▶ Work required:
Answer these questions using the faculty profile below.
(a) In which office is the associate professor located?
(b) In what field does she hold her Ph.D.?
(c) How many years of professional experience does the profile credit her with?

▶ Given passage:

..............................

Associate Professor of ESL/Bilingual Education:
Office: 236 Blow Hall
Phone: 757-221-6073
Email: [[kbarkoalva]]

Research and Teaching Focus

Dr. Katherine Barko-Alva is an Associate Professor and Director of the ESL/Bilingual Education program at William & Mary, School of Education in Williamsburg, Virginia. Katherine Barko-Alva, a former McKnight fellow at the University of Florida, holds a Ph.D. in Curriculum and Instruction in the area of ESL/Bilingual Education.

As a bilingual scholar, her research agenda is rooted in classroom practices and explores how Dual Language Bilingual Education (DLBE) /English as a Second Language (ESL) educators make sense of language in culturally and linguistically diverse (CLD) K12 contexts, how to promote equitable and inclusive practices in order to serve CLD students and their families, and how to create sustainable practices to prepare DLBE/ESL in-service and preservice teachers. With more than fourteen years of professional experience teaching as well as designing and implementing job-embedded professional development practices at the national and international level, her lived experiences as an English learner in a U.S. school guide the nature of her work and commitment to families, teachers, and students.

..............................

▶ Data entries:
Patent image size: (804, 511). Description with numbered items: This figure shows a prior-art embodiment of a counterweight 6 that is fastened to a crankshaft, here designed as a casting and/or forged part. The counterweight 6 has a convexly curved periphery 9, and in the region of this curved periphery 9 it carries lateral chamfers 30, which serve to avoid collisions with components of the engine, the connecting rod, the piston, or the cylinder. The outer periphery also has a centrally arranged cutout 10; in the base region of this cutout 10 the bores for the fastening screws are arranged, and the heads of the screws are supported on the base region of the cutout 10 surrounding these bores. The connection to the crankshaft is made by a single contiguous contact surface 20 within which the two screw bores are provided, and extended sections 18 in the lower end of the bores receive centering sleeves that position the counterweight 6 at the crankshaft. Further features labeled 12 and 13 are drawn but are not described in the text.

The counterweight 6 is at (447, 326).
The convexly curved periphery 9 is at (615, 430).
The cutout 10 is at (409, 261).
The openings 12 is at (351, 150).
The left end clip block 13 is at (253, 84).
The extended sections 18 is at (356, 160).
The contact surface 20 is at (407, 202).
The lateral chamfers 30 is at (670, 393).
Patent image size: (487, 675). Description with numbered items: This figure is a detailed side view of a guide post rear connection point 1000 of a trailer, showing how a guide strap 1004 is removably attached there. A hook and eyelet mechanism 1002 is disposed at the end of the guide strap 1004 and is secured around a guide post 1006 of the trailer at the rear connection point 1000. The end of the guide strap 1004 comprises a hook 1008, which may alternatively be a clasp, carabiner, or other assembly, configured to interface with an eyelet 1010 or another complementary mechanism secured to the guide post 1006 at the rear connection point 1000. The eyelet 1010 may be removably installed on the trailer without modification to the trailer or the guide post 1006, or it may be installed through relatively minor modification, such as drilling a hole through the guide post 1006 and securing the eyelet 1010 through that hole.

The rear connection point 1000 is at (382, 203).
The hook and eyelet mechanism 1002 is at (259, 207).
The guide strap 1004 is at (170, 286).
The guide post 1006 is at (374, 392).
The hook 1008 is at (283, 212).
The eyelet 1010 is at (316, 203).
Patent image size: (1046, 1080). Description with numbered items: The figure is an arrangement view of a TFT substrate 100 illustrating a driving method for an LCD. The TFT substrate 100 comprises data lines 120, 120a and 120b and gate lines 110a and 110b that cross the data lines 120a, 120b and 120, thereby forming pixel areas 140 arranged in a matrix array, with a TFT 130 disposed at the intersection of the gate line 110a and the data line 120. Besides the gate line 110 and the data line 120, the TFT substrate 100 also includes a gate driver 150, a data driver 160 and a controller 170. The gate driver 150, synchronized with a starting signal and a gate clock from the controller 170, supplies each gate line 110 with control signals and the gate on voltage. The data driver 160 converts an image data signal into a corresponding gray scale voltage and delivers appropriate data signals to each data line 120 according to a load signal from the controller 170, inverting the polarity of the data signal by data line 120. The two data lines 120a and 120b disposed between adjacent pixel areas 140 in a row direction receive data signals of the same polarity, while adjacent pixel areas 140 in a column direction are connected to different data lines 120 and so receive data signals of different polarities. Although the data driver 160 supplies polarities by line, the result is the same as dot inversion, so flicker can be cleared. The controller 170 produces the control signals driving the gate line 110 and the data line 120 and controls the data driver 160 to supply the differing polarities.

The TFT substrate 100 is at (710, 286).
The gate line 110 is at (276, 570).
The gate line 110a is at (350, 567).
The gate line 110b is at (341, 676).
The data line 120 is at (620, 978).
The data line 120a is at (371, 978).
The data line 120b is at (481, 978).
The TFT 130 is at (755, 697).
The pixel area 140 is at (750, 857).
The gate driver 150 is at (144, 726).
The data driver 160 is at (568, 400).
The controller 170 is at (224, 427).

..............................

▶ Answer:
(a) 236 Blow Hall
(b) Curriculum and Instruction in the area of ESL/Bilingual Education
(c) More than fourteen years